Exercise prompt |
"data" appears in how many lines of the entries? State only the number.

---+---

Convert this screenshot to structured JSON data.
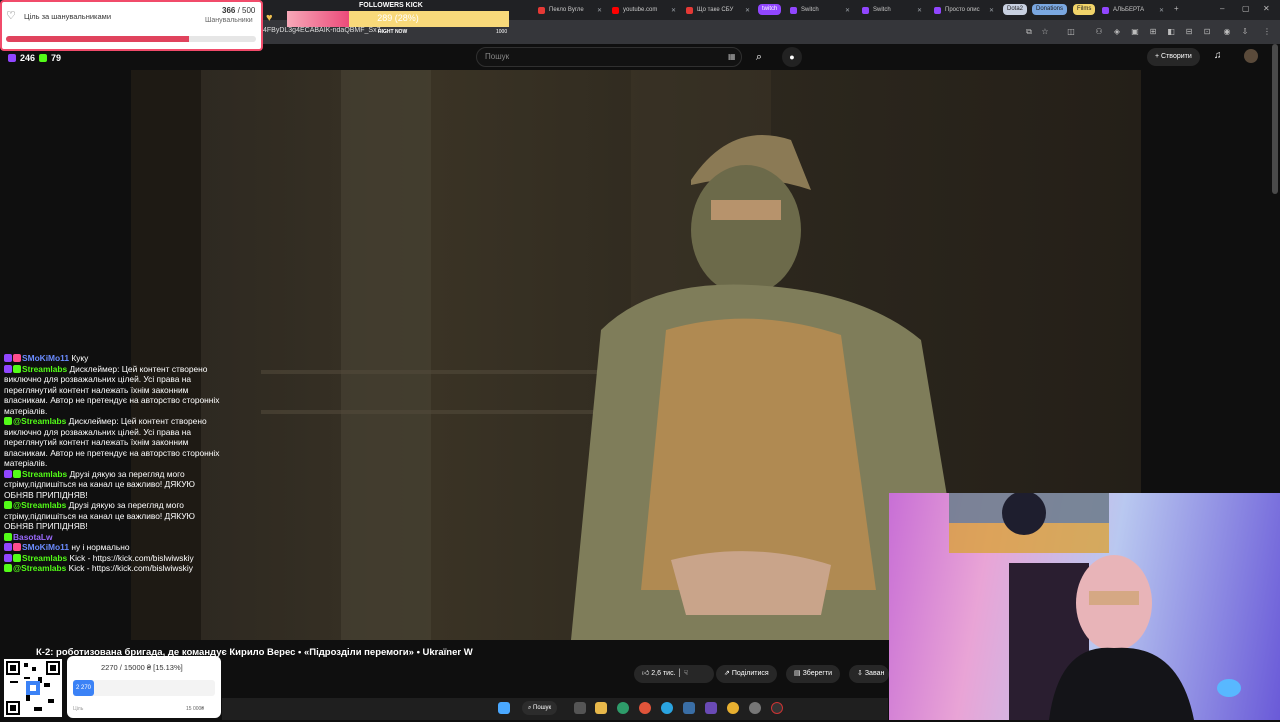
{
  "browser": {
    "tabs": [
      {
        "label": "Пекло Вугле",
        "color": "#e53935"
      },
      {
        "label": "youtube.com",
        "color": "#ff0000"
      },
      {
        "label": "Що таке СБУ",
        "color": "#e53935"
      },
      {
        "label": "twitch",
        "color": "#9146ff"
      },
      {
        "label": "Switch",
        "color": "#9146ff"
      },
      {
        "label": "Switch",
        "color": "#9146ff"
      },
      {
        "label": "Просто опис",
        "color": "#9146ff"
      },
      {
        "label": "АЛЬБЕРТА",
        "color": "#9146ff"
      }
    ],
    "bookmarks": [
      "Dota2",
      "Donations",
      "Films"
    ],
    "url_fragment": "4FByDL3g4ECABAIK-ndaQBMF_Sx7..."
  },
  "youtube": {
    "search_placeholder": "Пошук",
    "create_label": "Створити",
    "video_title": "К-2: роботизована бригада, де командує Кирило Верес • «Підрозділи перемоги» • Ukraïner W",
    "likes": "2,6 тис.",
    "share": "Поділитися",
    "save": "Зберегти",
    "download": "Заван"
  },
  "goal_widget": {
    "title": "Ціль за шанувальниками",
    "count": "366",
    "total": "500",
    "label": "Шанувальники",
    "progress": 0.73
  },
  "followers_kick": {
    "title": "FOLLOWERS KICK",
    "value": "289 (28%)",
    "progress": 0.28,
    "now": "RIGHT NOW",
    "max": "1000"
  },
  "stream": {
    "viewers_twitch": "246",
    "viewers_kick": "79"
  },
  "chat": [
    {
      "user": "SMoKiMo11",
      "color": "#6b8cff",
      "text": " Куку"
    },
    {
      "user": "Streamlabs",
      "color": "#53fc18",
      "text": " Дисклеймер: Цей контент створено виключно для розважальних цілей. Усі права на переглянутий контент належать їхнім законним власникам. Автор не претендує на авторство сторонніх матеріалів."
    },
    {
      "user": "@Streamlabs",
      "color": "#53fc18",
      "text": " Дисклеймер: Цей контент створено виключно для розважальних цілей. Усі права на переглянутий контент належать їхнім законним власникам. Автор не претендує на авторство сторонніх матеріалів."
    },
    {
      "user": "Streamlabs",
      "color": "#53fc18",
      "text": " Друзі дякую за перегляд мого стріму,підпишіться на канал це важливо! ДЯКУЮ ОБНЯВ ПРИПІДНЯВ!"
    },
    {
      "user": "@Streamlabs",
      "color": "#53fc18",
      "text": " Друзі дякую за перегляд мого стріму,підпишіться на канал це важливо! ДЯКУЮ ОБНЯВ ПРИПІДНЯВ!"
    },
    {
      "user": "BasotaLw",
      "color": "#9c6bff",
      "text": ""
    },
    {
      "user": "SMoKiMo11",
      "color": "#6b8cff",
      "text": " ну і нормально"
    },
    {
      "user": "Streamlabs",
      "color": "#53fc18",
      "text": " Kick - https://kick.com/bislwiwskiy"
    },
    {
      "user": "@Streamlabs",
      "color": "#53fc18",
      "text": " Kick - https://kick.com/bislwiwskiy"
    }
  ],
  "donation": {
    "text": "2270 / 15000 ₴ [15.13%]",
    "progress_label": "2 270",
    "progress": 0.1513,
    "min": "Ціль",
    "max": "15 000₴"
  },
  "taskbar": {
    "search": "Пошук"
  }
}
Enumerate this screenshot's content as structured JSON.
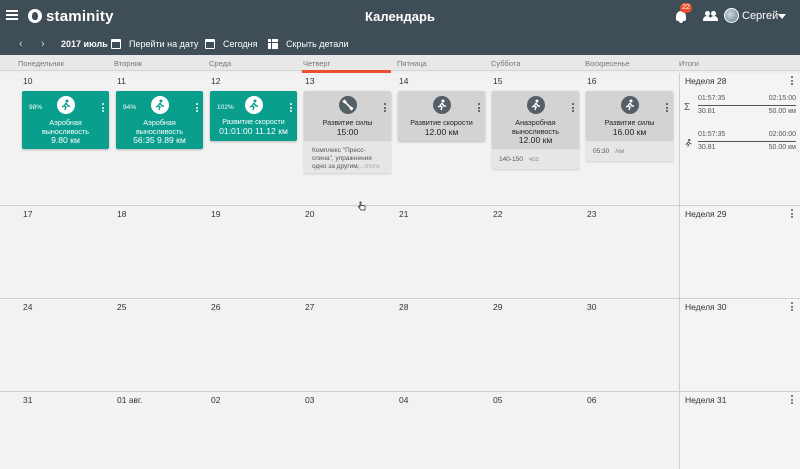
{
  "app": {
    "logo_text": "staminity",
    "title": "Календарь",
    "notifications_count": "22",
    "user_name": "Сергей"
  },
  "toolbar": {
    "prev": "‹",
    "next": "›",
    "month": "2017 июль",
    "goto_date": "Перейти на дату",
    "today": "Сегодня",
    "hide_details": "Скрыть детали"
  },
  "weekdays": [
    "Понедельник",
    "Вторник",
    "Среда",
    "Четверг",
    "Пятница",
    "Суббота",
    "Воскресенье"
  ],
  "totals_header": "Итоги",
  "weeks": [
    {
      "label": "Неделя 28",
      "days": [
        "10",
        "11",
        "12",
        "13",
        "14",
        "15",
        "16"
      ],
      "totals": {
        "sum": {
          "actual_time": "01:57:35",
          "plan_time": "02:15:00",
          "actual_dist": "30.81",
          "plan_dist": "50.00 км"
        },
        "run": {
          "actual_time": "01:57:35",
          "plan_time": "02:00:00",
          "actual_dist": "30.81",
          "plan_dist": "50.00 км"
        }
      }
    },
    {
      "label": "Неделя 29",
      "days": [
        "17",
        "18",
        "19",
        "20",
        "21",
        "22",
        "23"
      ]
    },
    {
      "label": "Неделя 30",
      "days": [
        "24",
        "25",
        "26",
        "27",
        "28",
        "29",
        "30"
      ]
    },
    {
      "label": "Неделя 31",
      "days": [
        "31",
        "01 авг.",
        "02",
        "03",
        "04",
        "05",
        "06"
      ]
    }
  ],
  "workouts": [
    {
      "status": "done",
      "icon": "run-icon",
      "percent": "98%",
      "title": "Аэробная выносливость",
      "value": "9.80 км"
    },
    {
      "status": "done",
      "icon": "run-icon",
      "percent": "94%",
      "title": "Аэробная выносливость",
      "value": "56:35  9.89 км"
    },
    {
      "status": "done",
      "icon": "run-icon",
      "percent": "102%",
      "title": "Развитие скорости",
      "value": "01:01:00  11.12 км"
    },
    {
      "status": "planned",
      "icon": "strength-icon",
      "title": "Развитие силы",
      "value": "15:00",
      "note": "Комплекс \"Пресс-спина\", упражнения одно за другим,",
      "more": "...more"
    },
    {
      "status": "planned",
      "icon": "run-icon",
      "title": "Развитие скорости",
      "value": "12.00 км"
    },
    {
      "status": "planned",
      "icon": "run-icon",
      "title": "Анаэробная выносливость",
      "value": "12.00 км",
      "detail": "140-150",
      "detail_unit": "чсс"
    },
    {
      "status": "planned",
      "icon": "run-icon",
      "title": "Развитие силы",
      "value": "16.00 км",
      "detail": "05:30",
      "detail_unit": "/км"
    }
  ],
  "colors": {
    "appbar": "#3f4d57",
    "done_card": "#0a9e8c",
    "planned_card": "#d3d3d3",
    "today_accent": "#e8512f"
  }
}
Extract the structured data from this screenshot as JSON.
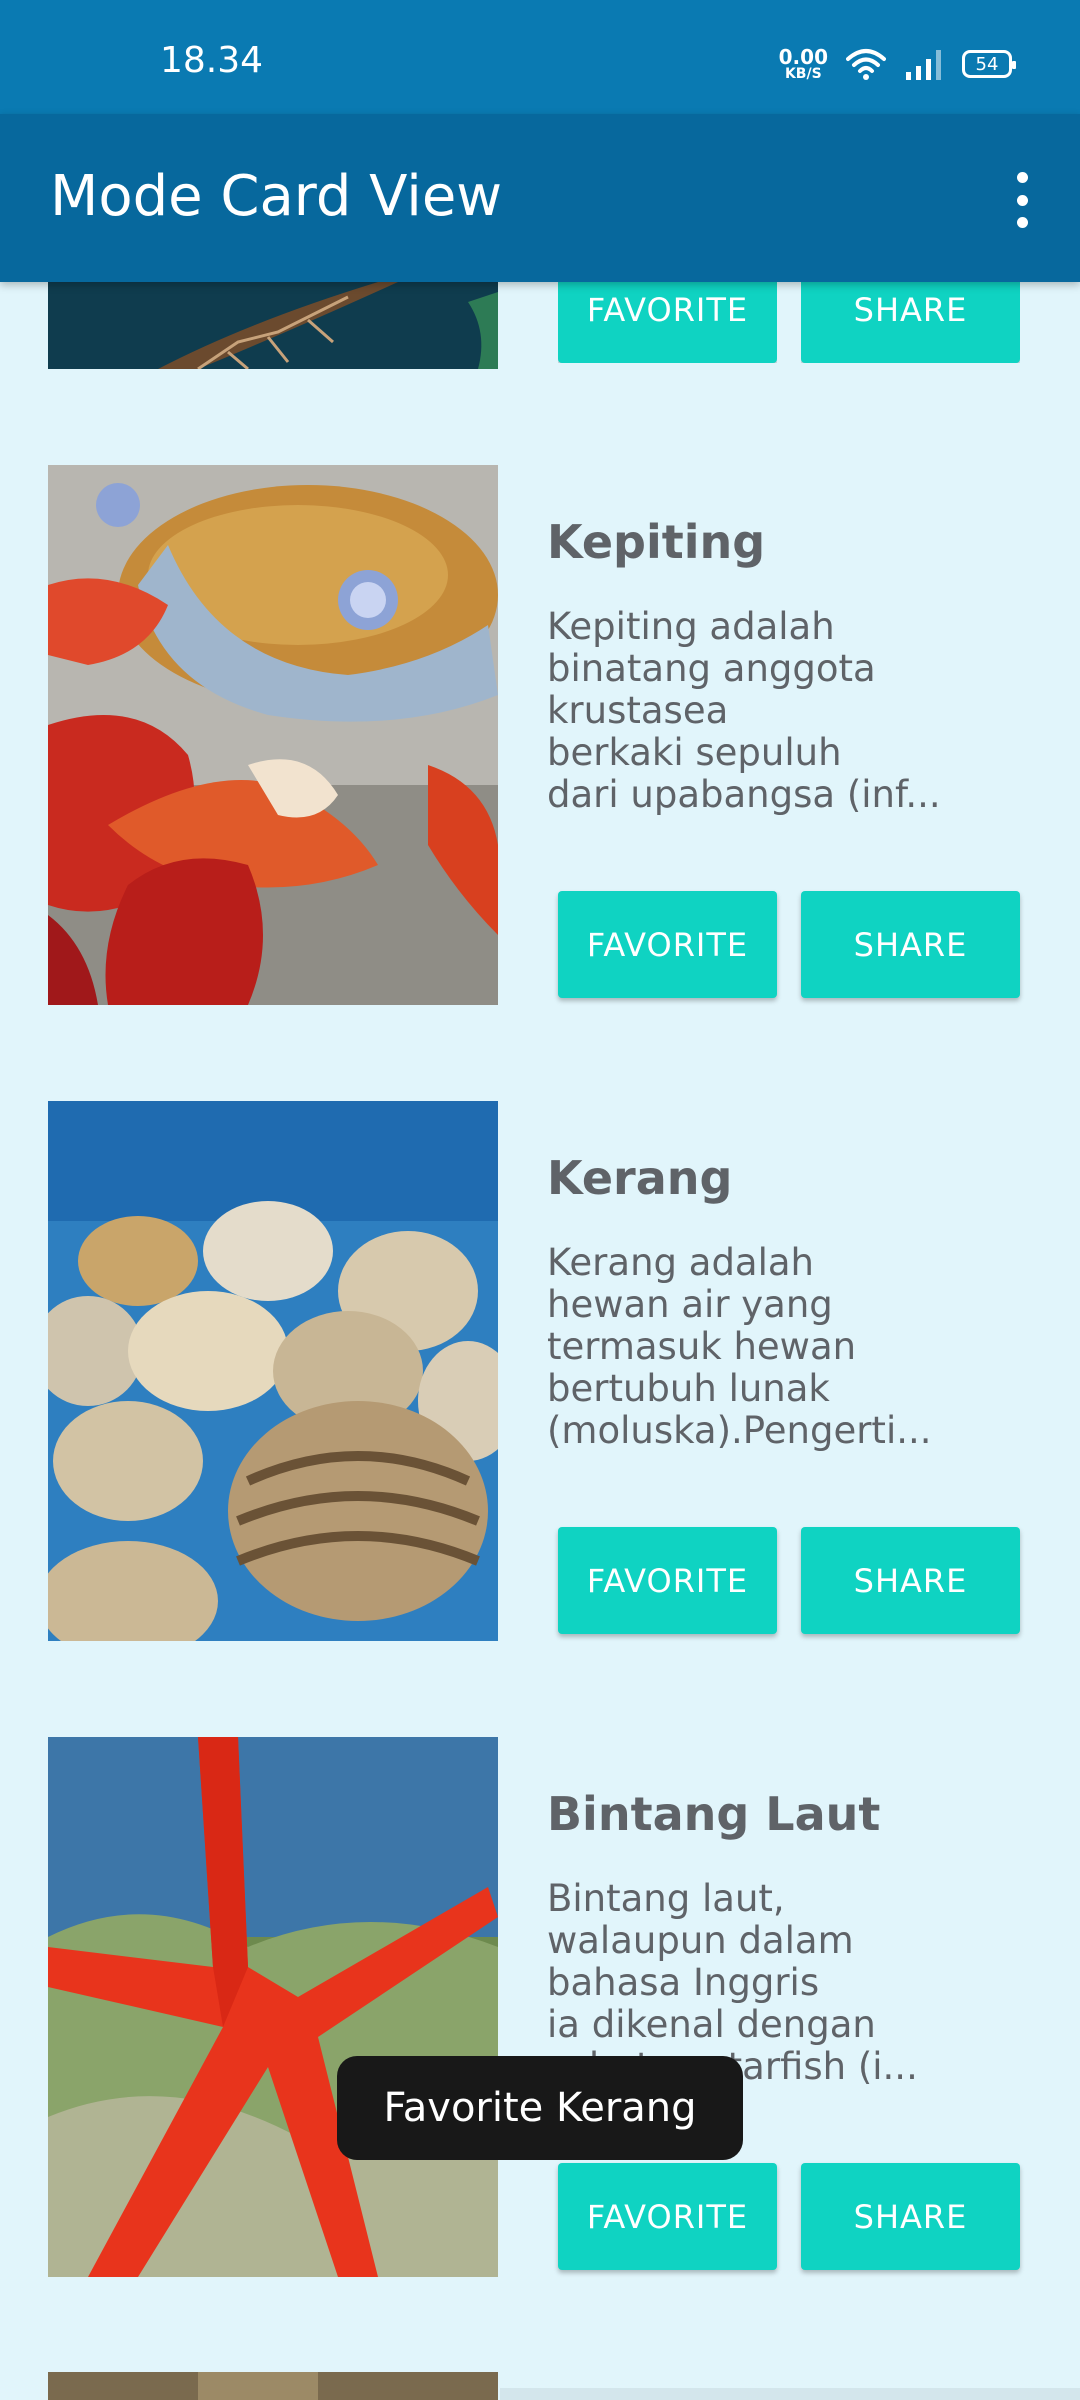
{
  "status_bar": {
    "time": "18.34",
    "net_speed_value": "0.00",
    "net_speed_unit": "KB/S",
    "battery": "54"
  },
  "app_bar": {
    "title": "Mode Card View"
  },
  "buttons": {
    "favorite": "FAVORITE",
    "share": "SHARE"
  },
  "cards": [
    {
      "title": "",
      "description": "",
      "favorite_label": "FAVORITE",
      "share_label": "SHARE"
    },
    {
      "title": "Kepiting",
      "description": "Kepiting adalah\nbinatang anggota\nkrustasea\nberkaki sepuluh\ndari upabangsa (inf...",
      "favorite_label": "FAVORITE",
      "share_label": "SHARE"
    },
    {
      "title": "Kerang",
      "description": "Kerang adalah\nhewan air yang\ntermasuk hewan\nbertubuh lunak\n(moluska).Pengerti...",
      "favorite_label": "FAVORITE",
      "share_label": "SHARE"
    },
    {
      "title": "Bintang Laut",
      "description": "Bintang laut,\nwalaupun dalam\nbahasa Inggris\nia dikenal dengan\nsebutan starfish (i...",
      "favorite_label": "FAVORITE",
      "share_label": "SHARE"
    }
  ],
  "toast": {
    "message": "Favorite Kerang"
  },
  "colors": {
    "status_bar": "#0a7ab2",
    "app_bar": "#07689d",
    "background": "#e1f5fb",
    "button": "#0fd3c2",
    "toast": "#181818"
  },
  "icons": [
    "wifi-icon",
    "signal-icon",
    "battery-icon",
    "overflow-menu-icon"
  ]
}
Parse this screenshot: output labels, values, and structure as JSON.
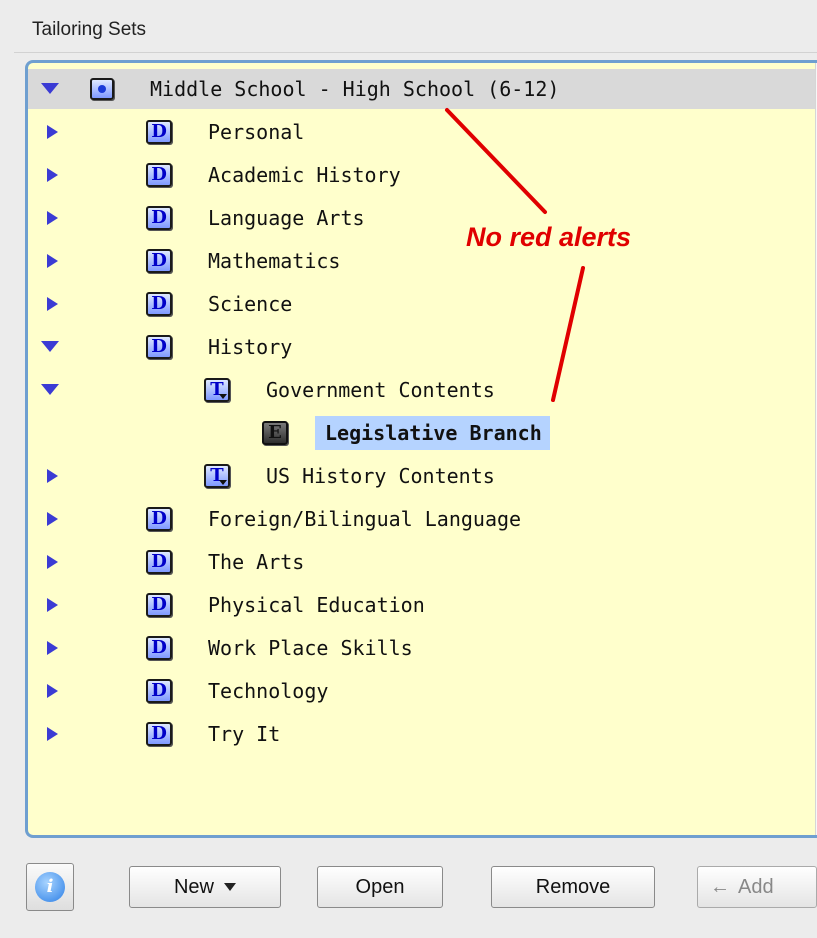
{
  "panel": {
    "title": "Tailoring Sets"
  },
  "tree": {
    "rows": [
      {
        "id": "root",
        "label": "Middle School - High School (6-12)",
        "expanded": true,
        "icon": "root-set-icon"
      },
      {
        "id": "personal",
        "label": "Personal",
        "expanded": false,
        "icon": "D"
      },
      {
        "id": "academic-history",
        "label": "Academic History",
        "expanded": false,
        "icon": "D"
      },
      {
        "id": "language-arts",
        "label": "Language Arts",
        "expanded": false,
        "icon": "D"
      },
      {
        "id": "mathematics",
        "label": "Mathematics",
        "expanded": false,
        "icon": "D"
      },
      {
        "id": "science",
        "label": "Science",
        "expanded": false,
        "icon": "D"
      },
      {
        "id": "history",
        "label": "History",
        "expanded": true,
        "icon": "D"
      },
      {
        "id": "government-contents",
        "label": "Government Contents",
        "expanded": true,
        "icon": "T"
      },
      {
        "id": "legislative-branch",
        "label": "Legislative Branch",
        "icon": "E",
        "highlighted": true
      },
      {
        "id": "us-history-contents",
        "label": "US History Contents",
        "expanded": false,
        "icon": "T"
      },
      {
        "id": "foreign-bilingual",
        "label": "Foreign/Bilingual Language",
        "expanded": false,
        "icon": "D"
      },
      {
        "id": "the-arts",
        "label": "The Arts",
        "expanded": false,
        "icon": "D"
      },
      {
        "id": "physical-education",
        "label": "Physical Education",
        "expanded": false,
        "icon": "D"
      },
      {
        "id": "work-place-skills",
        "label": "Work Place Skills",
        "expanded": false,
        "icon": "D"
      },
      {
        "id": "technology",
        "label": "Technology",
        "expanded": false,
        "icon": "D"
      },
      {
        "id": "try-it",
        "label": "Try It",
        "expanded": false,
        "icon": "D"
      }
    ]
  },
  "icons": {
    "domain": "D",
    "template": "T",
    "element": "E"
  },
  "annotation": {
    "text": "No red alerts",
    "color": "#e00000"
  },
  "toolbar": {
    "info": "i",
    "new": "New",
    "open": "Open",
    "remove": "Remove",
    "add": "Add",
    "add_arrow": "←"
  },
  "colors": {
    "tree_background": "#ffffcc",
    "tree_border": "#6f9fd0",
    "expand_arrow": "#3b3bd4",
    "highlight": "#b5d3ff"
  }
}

---+---

Exercise answer |
2